Task brief ->
Copy all lines below containing "Dişbudak".
- - -
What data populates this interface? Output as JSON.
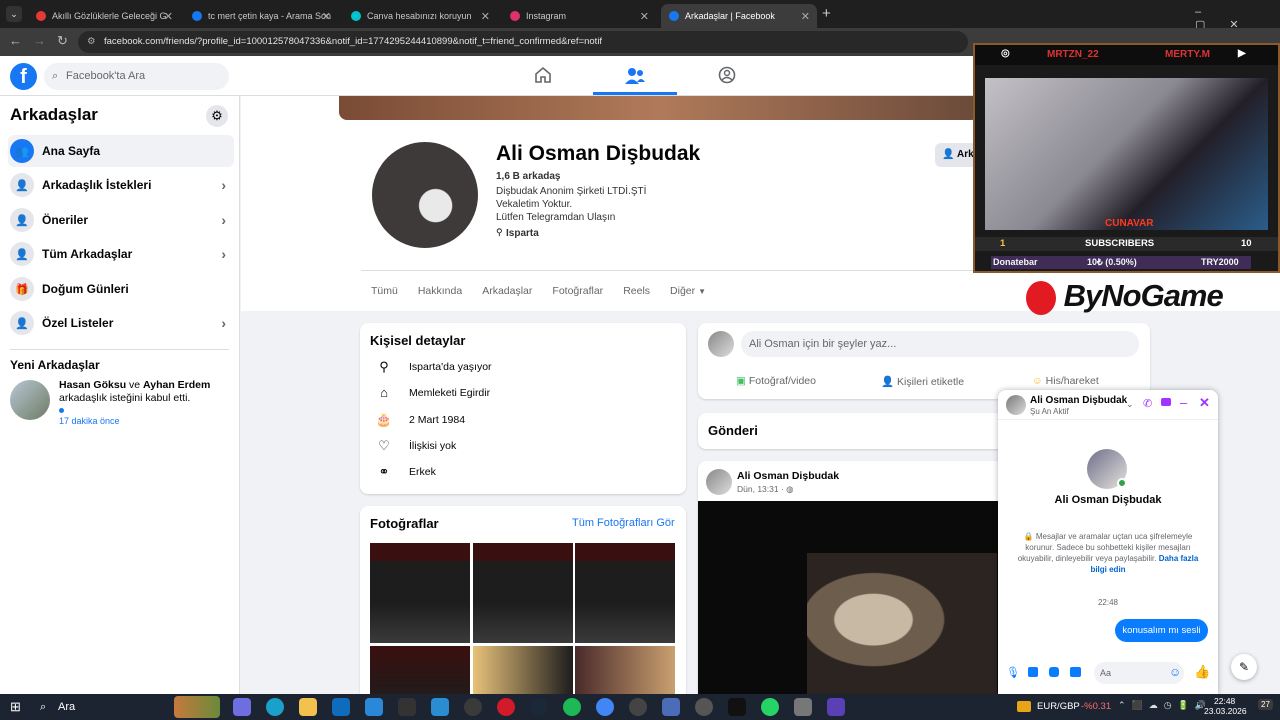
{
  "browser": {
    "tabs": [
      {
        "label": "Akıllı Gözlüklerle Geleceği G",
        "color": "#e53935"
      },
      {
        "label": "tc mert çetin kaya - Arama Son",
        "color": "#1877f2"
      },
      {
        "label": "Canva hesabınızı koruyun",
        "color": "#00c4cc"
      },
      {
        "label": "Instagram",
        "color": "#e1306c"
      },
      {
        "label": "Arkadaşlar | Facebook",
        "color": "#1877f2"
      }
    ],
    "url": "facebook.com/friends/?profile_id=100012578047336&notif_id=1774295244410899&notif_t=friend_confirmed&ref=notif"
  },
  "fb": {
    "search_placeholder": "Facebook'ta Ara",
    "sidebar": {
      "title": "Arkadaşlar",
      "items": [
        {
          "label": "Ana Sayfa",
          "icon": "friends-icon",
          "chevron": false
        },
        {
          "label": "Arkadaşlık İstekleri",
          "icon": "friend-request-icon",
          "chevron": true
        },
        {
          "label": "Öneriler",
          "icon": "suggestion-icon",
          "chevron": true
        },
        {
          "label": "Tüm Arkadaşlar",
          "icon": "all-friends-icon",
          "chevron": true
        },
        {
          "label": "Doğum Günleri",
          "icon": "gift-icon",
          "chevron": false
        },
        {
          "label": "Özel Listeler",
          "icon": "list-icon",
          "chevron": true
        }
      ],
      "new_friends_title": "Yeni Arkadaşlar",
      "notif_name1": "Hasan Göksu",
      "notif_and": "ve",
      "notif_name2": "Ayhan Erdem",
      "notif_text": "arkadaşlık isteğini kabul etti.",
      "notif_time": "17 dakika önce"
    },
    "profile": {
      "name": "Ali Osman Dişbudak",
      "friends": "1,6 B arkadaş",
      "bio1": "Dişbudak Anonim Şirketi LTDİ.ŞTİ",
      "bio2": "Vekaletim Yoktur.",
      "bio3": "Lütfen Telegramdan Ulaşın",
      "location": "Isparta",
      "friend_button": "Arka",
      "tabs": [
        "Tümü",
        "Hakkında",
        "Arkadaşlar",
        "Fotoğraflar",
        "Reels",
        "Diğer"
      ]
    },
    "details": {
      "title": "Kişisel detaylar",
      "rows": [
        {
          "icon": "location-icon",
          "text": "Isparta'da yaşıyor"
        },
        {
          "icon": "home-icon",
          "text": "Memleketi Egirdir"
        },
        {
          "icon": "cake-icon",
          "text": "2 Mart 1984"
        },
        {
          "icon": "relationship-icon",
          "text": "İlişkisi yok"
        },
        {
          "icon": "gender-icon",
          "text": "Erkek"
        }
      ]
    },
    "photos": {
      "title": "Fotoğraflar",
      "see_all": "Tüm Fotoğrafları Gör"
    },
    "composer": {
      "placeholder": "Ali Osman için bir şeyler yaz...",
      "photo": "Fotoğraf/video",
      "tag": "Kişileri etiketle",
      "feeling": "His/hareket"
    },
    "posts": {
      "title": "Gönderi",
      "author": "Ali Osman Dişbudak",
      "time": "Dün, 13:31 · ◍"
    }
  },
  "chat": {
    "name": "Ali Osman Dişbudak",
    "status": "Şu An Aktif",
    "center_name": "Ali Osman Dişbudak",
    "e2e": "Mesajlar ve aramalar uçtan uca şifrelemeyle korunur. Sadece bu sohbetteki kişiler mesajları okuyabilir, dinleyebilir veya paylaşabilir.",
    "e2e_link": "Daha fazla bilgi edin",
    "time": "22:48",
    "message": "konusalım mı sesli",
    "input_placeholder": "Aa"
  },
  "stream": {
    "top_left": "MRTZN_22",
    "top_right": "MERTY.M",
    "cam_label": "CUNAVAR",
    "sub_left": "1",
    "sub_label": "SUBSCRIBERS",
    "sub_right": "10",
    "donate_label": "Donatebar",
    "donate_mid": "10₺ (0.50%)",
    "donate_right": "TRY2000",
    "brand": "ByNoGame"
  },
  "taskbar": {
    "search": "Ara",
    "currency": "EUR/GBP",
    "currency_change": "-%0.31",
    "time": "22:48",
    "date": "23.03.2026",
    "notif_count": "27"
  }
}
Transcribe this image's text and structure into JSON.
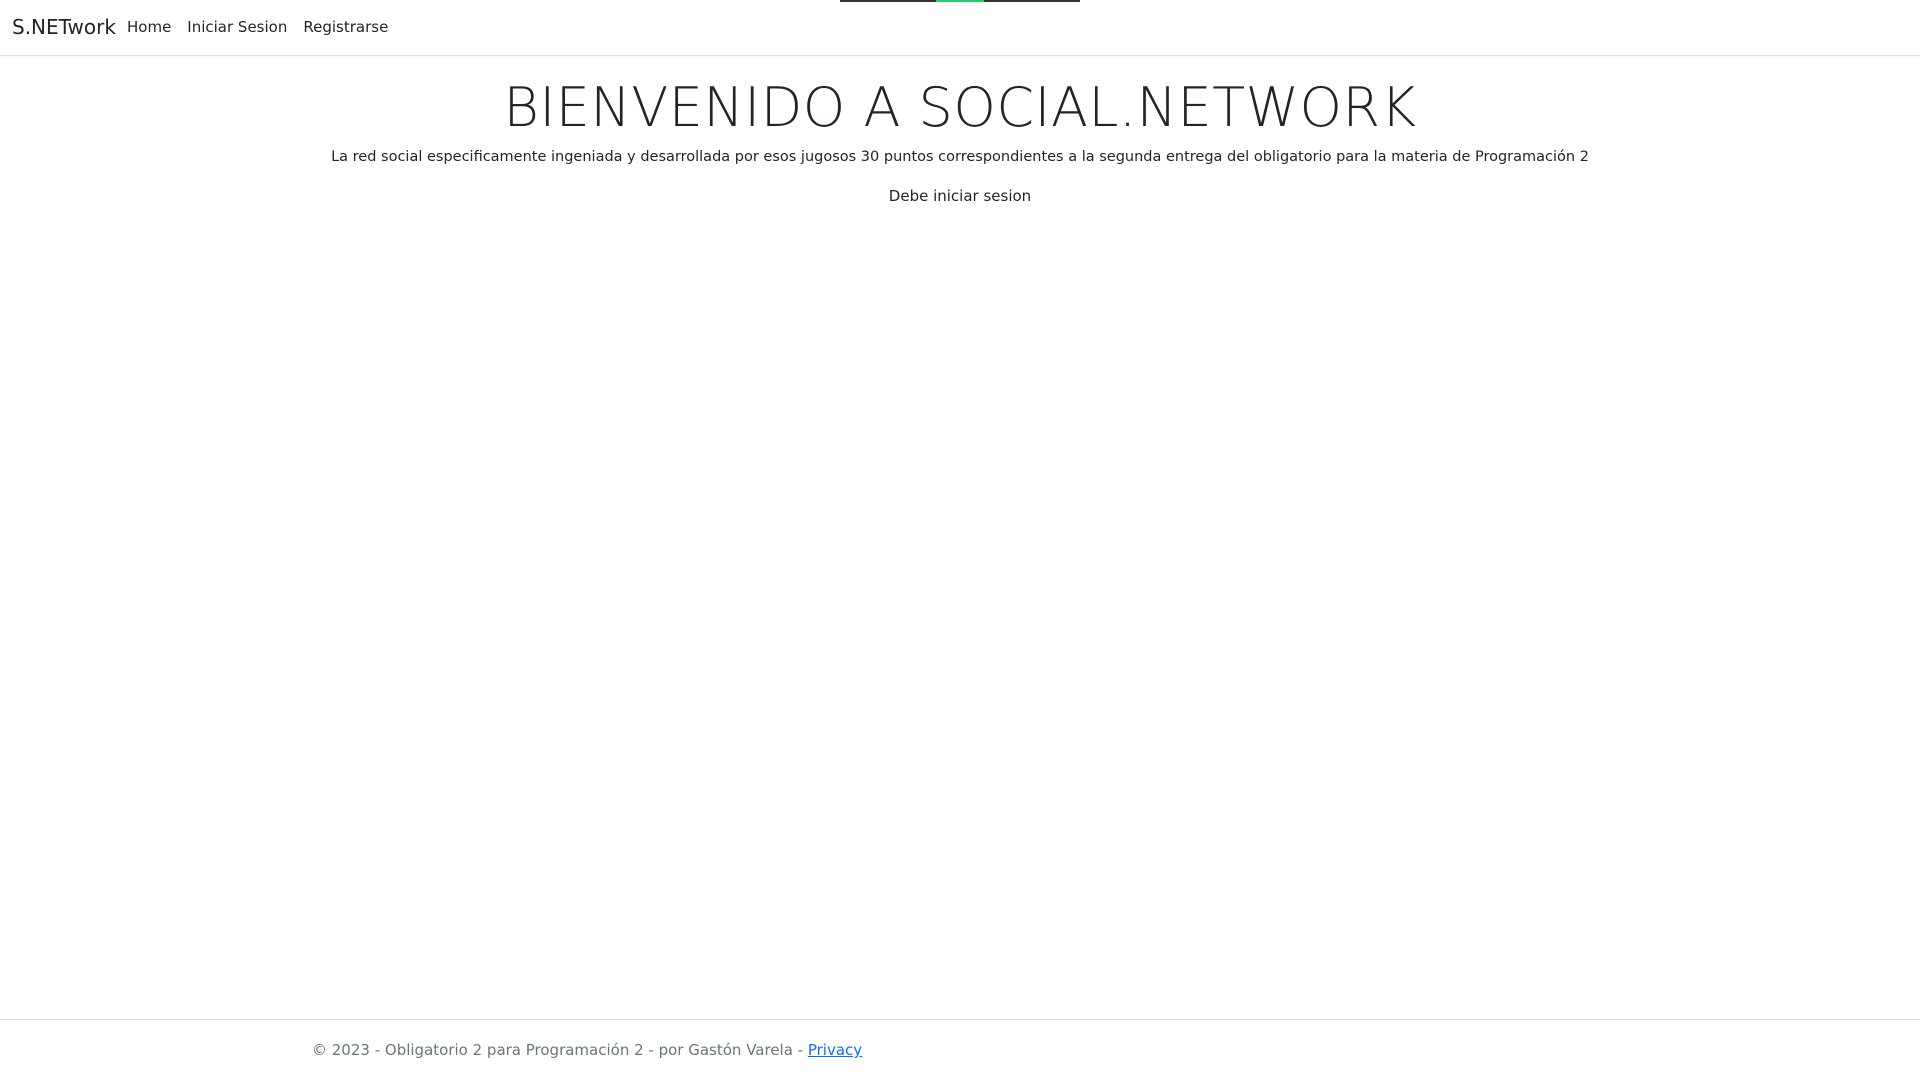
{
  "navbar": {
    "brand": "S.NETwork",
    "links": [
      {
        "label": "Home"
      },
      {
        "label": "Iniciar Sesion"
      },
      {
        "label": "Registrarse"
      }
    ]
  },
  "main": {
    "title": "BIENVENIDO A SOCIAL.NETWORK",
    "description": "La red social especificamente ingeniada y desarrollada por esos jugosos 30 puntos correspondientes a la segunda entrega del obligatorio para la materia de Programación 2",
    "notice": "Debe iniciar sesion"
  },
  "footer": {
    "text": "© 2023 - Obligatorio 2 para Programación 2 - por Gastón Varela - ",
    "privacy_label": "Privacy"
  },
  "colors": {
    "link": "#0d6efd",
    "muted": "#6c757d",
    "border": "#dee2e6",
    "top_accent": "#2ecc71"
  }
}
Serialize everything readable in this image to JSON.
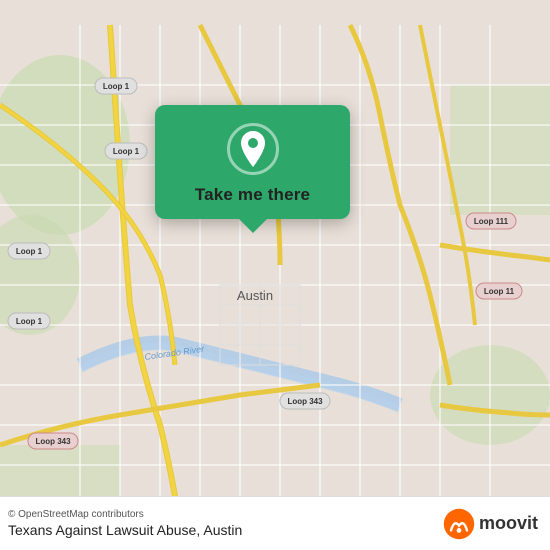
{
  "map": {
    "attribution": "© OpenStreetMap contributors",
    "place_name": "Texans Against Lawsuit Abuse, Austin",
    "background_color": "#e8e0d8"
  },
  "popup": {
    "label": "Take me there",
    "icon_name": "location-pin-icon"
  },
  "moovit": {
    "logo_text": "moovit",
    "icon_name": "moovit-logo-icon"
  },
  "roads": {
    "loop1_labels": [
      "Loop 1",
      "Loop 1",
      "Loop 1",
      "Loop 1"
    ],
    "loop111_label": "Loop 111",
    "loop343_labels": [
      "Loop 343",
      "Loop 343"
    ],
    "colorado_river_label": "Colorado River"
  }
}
- - -
Exercise response ->
      "name": "Ali Osman Dişbudak",
      "bio1": "Dişbudak Anonim Şirketi LTDİ.ŞTİ",
      "author": "Ali Osman Dişbudak",
    "name": "Ali Osman Dişbudak",
    "center_name": "Ali Osman Dişbudak",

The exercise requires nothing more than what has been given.